-- EXERCISE PROMPT --
All records must be quoted exactly. Omit the pictures.

-- RECORDS FOR THE EXERCISE --
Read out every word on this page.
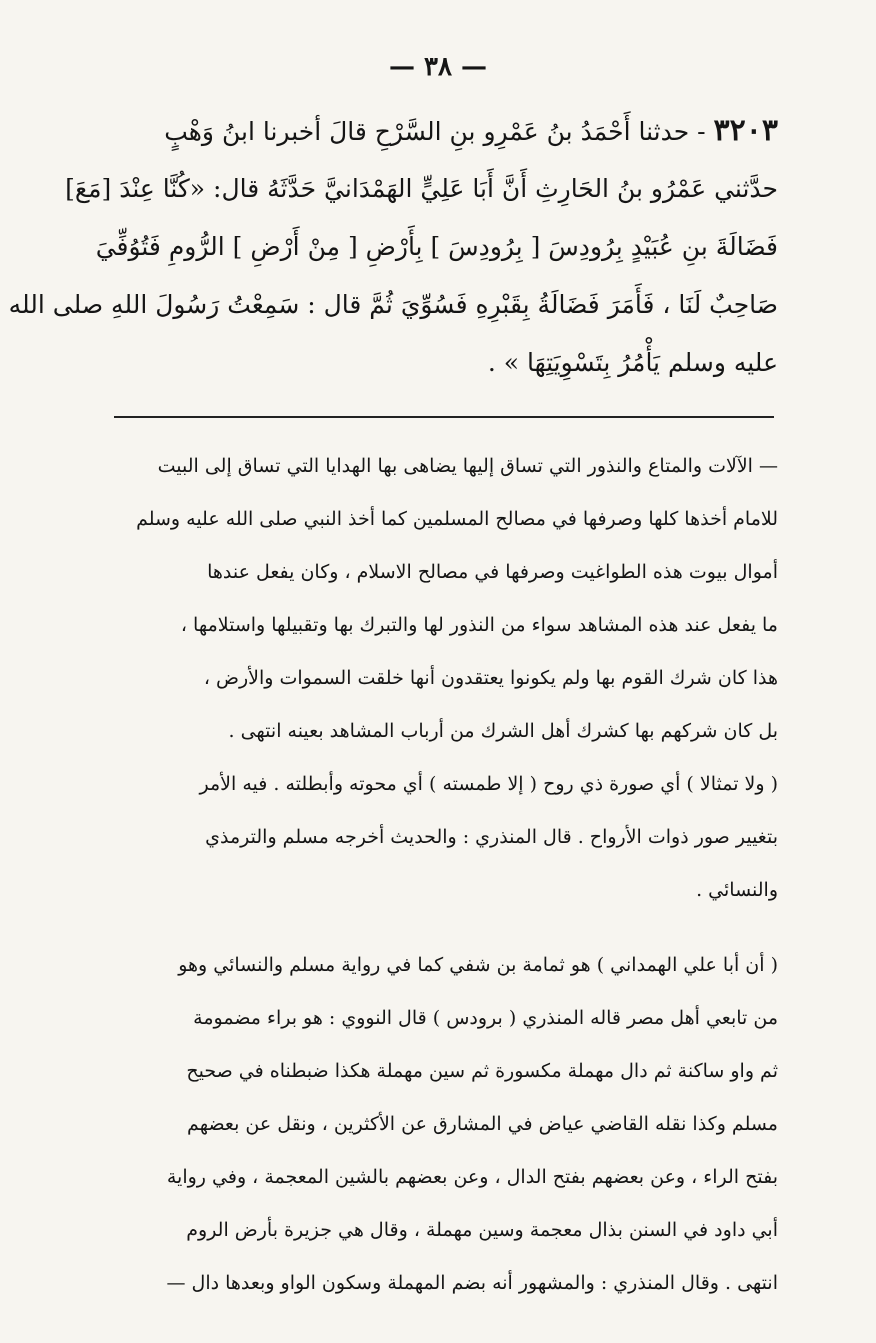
— ٣٨ —
٣٢٠٣ - حدثنا أَحْمَدُ بنُ عَمْرِو بنِ السَّرْحِ قالَ أخبرنا ابنُ وَهْبٍ
حدَّثني عَمْرُو بنُ الحَارِثِ أَنَّ أَبَا عَلِيٍّ الهَمْدَانيَّ حَدَّثَهُ قال: «كُنَّا عِنْدَ [مَعَ]
فَضَالَةَ بنِ عُبَيْدٍ بِرُودِسَ [ بِرُودِسَ ] بِأَرْضِ [ مِنْ أَرْضِ ] الرُّومِ فَتُوُفِّيَ
صَاحِبٌ لَنَا ، فَأَمَرَ فَضَالَةُ بِقَبْرِهِ فَسُوِّيَ ثُمَّ قال : سَمِعْتُ رَسُولَ اللهِ صلى الله
عليه وسلم يَأْمُرُ بِتَسْوِيَتِهَا » .
— الآلات والمتاع والنذور التي تساق إليها يضاهى بها الهدايا التي تساق إلى البيت
للامام أخذها كلها وصرفها في مصالح المسلمين كما أخذ النبي صلى الله عليه وسلم
أموال بيوت هذه الطواغيت وصرفها في مصالح الاسلام ، وكان يفعل عندها
ما يفعل عند هذه المشاهد سواء من النذور لها والتبرك بها وتقبيلها واستلامها ،
هذا كان شرك القوم بها ولم يكونوا يعتقدون أنها خلقت السموات والأرض ،
بل كان شركهم بها كشرك أهل الشرك من أرباب المشاهد بعينه انتهى .
( ولا تمثالا ) أي صورة ذي روح ( إلا طمسته ) أي محوته وأبطلته . فيه الأمر
بتغيير صور ذوات الأرواح . قال المنذري : والحديث أخرجه مسلم والترمذي
والنسائي .
( أن أبا علي الهمداني ) هو ثمامة بن شفي كما في رواية مسلم والنسائي وهو
من تابعي أهل مصر قاله المنذري ( برودس ) قال النووي : هو براء مضمومة
ثم واو ساكنة ثم دال مهملة مكسورة ثم سين مهملة هكذا ضبطناه في صحيح
مسلم وكذا نقله القاضي عياض في المشارق عن الأكثرين ، ونقل عن بعضهم
بفتح الراء ، وعن بعضهم بفتح الدال ، وعن بعضهم بالشين المعجمة ، وفي رواية
أبي داود في السنن بذال معجمة وسين مهملة ، وقال هي جزيرة بأرض الروم
انتهى . وقال المنذري : والمشهور أنه بضم المهملة وسكون الواو وبعدها دال —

-- COMPLETE ANSWER --
Read out every word on this page.
— ٣٨ —
٣٢٠٣ - حدثنا أَحْمَدُ بنُ عَمْرِو بنِ السَّرْحِ قالَ أخبرنا ابنُ وَهْبٍ
حدَّثني عَمْرُو بنُ الحَارِثِ أَنَّ أَبَا عَلِيٍّ الهَمْدَانيَّ حَدَّثَهُ قال: «كُنَّا عِنْدَ [مَعَ]
فَضَالَةَ بنِ عُبَيْدٍ بِرُودِسَ [ بِرُودِسَ ] بِأَرْضِ [ مِنْ أَرْضِ ] الرُّومِ فَتُوُفِّيَ
صَاحِبٌ لَنَا ، فَأَمَرَ فَضَالَةُ بِقَبْرِهِ فَسُوِّيَ ثُمَّ قال : سَمِعْتُ رَسُولَ اللهِ صلى الله
عليه وسلم يَأْمُرُ بِتَسْوِيَتِهَا » .
— الآلات والمتاع والنذور التي تساق إليها يضاهى بها الهدايا التي تساق إلى البيت
للامام أخذها كلها وصرفها في مصالح المسلمين كما أخذ النبي صلى الله عليه وسلم
أموال بيوت هذه الطواغيت وصرفها في مصالح الاسلام ، وكان يفعل عندها
ما يفعل عند هذه المشاهد سواء من النذور لها والتبرك بها وتقبيلها واستلامها ،
هذا كان شرك القوم بها ولم يكونوا يعتقدون أنها خلقت السموات والأرض ،
بل كان شركهم بها كشرك أهل الشرك من أرباب المشاهد بعينه انتهى .
( ولا تمثالا ) أي صورة ذي روح ( إلا طمسته ) أي محوته وأبطلته . فيه الأمر
بتغيير صور ذوات الأرواح . قال المنذري : والحديث أخرجه مسلم والترمذي
والنسائي .
( أن أبا علي الهمداني ) هو ثمامة بن شفي كما في رواية مسلم والنسائي وهو
من تابعي أهل مصر قاله المنذري ( برودس ) قال النووي : هو براء مضمومة
ثم واو ساكنة ثم دال مهملة مكسورة ثم سين مهملة هكذا ضبطناه في صحيح
مسلم وكذا نقله القاضي عياض في المشارق عن الأكثرين ، ونقل عن بعضهم
بفتح الراء ، وعن بعضهم بفتح الدال ، وعن بعضهم بالشين المعجمة ، وفي رواية
أبي داود في السنن بذال معجمة وسين مهملة ، وقال هي جزيرة بأرض الروم
انتهى . وقال المنذري : والمشهور أنه بضم المهملة وسكون الواو وبعدها دال —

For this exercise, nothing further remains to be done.